_What to work on_: Omit every picture, then give all the entries again exactly.

_Items_:
————

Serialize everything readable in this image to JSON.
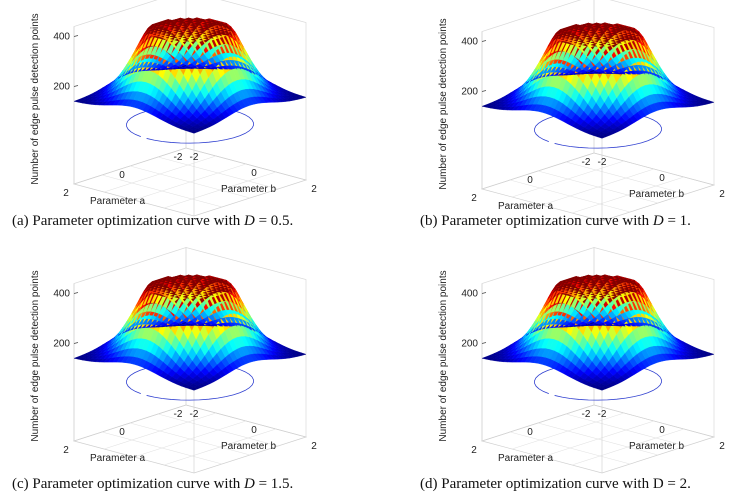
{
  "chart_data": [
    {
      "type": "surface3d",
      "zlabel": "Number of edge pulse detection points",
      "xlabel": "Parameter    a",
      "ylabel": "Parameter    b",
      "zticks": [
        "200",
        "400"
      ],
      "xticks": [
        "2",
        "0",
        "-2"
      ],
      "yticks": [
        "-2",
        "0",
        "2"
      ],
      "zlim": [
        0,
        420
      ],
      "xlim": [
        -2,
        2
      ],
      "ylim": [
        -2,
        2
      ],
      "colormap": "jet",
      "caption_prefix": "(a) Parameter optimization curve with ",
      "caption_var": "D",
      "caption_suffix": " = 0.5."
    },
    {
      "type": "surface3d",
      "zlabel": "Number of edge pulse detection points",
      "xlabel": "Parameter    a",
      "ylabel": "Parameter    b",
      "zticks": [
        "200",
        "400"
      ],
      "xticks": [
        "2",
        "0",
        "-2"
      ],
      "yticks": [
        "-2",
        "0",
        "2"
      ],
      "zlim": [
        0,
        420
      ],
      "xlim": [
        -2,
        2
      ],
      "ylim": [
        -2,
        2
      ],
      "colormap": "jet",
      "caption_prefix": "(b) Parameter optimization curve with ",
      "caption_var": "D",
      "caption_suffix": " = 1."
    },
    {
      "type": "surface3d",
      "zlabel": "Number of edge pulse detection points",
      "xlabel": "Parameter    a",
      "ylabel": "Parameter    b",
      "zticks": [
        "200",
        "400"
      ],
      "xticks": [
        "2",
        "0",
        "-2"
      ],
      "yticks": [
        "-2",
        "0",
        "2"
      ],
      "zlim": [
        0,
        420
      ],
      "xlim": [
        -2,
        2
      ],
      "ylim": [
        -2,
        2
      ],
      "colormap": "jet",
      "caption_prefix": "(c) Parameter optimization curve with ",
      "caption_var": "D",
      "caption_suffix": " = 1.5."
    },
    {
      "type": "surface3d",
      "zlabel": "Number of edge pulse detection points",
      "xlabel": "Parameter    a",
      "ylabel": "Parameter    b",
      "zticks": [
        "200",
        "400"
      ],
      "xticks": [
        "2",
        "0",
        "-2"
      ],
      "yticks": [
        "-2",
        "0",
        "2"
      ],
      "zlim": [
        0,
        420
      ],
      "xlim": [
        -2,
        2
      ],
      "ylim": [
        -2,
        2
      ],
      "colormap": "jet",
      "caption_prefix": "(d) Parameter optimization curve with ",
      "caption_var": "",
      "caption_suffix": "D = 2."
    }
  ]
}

————

_Reply_:
Serialize everything readable in this image to JSON.
{
  "chart_data": [
    {
      "type": "surface3d",
      "zlabel": "Number of edge pulse detection points",
      "xlabel": "Parameter    a",
      "ylabel": "Parameter    b",
      "zticks": [
        "200",
        "400"
      ],
      "xticks": [
        "2",
        "0",
        "-2"
      ],
      "yticks": [
        "-2",
        "0",
        "2"
      ],
      "zlim": [
        0,
        420
      ],
      "xlim": [
        -2,
        2
      ],
      "ylim": [
        -2,
        2
      ],
      "colormap": "jet",
      "caption_prefix": "(a) Parameter optimization curve with ",
      "caption_var": "D",
      "caption_suffix": " = 0.5."
    },
    {
      "type": "surface3d",
      "zlabel": "Number of edge pulse detection points",
      "xlabel": "Parameter    a",
      "ylabel": "Parameter    b",
      "zticks": [
        "200",
        "400"
      ],
      "xticks": [
        "2",
        "0",
        "-2"
      ],
      "yticks": [
        "-2",
        "0",
        "2"
      ],
      "zlim": [
        0,
        420
      ],
      "xlim": [
        -2,
        2
      ],
      "ylim": [
        -2,
        2
      ],
      "colormap": "jet",
      "caption_prefix": "(b) Parameter optimization curve with ",
      "caption_var": "D",
      "caption_suffix": " = 1."
    },
    {
      "type": "surface3d",
      "zlabel": "Number of edge pulse detection points",
      "xlabel": "Parameter    a",
      "ylabel": "Parameter    b",
      "zticks": [
        "200",
        "400"
      ],
      "xticks": [
        "2",
        "0",
        "-2"
      ],
      "yticks": [
        "-2",
        "0",
        "2"
      ],
      "zlim": [
        0,
        420
      ],
      "xlim": [
        -2,
        2
      ],
      "ylim": [
        -2,
        2
      ],
      "colormap": "jet",
      "caption_prefix": "(c) Parameter optimization curve with ",
      "caption_var": "D",
      "caption_suffix": " = 1.5."
    },
    {
      "type": "surface3d",
      "zlabel": "Number of edge pulse detection points",
      "xlabel": "Parameter    a",
      "ylabel": "Parameter    b",
      "zticks": [
        "200",
        "400"
      ],
      "xticks": [
        "2",
        "0",
        "-2"
      ],
      "yticks": [
        "-2",
        "0",
        "2"
      ],
      "zlim": [
        0,
        420
      ],
      "xlim": [
        -2,
        2
      ],
      "ylim": [
        -2,
        2
      ],
      "colormap": "jet",
      "caption_prefix": "(d) Parameter optimization curve with ",
      "caption_var": "",
      "caption_suffix": "D = 2."
    }
  ]
}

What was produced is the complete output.